_给定文本_

- - -

1. 题目
1.1 英文题目
Given an array of integers numbers that is already sorted in non-decreasing order, find two numbers such that they add up to a specific target number.
Return the indices of the two numbers (1-indexed) as an integer array answer of size 2, where 1 <= answer[0] < answer[1] <= numbers.length.
The tests are generated such that there is exactly one solution. You may not use the same element twice.
1.2 中文题目
一个有序数组,找到两个数和等于特定数的位置。
注意:索引从1开始并且数组中的一个元素只能用一次。
1.3输入输出
输入 | 输出 |
---|---|
numbers = [2,7,11,15], target = 9 | [1,2] |
numbers = [2,3,4], target = 6 | [1,3] |
numbers = [-1,0], target = -1 | [1,2] |
1.4 约束条件
- 2 <= numbers.length <= 3 * 104
- -1000 <= numbers[i] <= 1000
- numbers is sorted in non-decreasing order.
- -1000 <= target <= 1000
- The tests are generated such that there is exactly one solution.
2. 分析
2.1 暴力求解法
这一题首先可以利用暴力求解法,遍历所有可能的组合,复杂度为O((n^{2})),代码如下:
class Solution {
public:
vector<int> twoSum(vector<int>& numbers, int target) {
vector<int> result(2);
for (int i = 0; i < numbers.size() - 1; i++)
{
for (int j = i + 1; j < numbers.size(); j++)
{
if (target - numbers[i] == numbers[j])

- - -

_数据列表_
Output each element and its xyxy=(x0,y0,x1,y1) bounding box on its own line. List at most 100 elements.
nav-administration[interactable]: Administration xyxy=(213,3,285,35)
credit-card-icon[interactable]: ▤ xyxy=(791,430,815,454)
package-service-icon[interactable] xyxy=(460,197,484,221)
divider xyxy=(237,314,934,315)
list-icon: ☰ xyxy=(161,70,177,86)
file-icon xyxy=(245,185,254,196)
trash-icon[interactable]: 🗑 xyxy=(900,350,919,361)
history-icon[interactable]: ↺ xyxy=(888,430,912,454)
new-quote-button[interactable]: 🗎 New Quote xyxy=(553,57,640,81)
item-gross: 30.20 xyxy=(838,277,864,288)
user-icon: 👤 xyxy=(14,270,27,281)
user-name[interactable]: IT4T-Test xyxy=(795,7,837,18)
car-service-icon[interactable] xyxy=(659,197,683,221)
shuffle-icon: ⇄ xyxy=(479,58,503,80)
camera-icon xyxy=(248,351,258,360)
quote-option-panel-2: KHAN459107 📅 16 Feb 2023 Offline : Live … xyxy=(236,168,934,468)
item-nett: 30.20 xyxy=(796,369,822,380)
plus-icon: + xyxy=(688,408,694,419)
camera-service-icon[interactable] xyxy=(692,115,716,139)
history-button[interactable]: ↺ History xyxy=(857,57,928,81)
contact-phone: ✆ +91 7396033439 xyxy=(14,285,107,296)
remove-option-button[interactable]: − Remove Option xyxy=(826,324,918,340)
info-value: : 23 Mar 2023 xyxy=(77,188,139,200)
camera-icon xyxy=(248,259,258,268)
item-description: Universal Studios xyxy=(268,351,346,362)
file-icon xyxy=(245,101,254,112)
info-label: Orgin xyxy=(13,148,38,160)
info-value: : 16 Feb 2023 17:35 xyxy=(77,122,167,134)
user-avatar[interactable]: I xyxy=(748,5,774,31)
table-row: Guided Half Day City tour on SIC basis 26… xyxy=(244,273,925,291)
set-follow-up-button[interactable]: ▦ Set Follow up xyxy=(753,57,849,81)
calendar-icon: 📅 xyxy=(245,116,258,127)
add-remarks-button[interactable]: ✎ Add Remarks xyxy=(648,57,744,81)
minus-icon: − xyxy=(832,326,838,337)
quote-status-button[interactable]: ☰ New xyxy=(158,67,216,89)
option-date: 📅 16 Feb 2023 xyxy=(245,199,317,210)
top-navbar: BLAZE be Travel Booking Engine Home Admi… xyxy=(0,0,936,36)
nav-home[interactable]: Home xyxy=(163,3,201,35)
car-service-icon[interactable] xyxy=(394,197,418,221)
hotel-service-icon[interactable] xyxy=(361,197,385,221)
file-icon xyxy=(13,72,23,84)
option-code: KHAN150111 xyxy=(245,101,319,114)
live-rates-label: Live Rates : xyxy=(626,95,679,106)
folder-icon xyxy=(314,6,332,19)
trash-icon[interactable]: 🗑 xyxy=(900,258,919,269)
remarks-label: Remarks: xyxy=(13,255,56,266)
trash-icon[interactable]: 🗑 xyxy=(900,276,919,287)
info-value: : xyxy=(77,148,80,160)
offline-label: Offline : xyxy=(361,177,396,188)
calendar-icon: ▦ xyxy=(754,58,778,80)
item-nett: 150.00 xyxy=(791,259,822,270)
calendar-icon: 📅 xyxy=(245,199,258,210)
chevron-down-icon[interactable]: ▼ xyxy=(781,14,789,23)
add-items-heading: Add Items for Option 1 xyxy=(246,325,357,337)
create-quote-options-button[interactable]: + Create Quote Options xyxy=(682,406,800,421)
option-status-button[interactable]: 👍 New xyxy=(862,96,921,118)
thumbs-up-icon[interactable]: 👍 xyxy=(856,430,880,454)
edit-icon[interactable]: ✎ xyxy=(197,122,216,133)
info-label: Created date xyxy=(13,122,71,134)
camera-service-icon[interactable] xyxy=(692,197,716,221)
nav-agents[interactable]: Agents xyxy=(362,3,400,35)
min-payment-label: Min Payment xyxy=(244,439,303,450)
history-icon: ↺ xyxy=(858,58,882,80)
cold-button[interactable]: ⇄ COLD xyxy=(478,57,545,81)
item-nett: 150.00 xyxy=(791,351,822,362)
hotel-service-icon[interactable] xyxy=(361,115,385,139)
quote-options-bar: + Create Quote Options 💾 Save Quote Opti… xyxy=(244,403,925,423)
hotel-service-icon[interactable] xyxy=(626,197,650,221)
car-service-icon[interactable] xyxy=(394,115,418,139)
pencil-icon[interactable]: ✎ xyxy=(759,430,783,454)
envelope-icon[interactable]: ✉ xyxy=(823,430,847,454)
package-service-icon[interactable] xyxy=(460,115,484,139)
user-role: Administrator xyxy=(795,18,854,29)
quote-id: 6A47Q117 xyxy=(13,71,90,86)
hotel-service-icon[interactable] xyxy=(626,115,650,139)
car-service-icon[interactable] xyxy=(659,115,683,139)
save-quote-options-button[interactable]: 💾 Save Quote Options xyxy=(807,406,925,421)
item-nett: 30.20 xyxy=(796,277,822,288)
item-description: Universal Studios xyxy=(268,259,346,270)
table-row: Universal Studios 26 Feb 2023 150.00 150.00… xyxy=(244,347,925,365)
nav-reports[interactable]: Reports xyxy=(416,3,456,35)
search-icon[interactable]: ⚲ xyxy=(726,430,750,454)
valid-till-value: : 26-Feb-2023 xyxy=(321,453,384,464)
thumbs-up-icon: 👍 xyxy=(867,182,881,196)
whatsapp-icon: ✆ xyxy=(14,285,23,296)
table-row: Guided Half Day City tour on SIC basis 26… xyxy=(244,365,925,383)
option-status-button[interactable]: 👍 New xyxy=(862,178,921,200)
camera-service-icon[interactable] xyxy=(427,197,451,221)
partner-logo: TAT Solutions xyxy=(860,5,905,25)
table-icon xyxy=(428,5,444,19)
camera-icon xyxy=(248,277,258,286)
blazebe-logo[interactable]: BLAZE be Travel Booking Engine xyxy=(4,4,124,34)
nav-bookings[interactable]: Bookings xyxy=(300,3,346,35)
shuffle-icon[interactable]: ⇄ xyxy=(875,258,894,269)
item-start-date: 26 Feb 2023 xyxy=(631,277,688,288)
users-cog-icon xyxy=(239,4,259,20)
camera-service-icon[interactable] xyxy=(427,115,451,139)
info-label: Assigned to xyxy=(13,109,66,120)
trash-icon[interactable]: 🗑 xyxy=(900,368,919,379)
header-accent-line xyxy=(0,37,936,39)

- - -

_练习要求_
a - 两数之和题解中,暴力求解法的复杂度是多少?
b - 请从两数之和题解的最后一行往下续写。
这份列表与本练习无关,不必查看。

_参考解答_
a - O(n^2)。

b -
{
result = { ++i, ++j };
break;
}
}
}
return result;
}
};
这种方法运行效率太低,而且没有利用数组有序的条件
2.2 哈希表法
这种方法是参考leetcode第一题的解法,第一题和该题唯一的差异是第一题数组无序,因此第一题的哈希表法同样适用于本题,但是没有利用到数组有序的条件,非最优,时间复杂度为O(n)。代码如下:
class Solution {
public:
vector<int> twoSum(vector<int>& numbers, int target) {
// 哈希表
map<int, int> hashMap;
vector<int> ans;
int temp = 0;
for (int i = 0; i < numbers.size(); i++)
{
temp = target - numbers[i];
if (hashMap.count(temp))
{
ans = { ++hashMap[temp], ++i };
break;
}
hashMap[numbers[i]] = i;
}
return ans;
}
};
2.3 二分法
遍历一个,查找另一个,而数组又是有序的,很容易想到二分法,时间复杂度为O((nlogn))。具体代码如下:
class Solution {
public:
vector<int> twoSum(vector<int>& numbers, int target) {
//二分法
vector<int> result;
for (int i = 0; i < numbers.size() - 1; i++)
{
int second = target - numbers[i];
int left = i + 1;
int right = numbers.size() - 1;
while (left <= right)
{
int mid = (left + right) / 2;
if (second < numbers[mid])
right = mid - 1;
else if (second > numbers[mid])
left = mid + 1;
else
{
result.push_back(++i);
result.push_back(++mid);
break;
}
if (result.size() == 2)
break;
}
}
return result;
}
};
2.4 头尾指针法
该方法特别秒,利用两个指针分别指向头尾,通过头尾数之和和目标数进行比较,前者大则尾指针左移,前者小则指针右移。充分利用了排好序数组这一特性,时间复杂度为O(n),代码如下:
public:
vector<int> twoSum(vector<int>& numbers, int target) {
vector<int> result;
int head = 0;
int tail = numbers.size() - 1;
while (head < tail)
{
int tempAdd = numbers[head] + numbers[tail];
if (tempAdd < target)
head++;
else if (tempAdd > target)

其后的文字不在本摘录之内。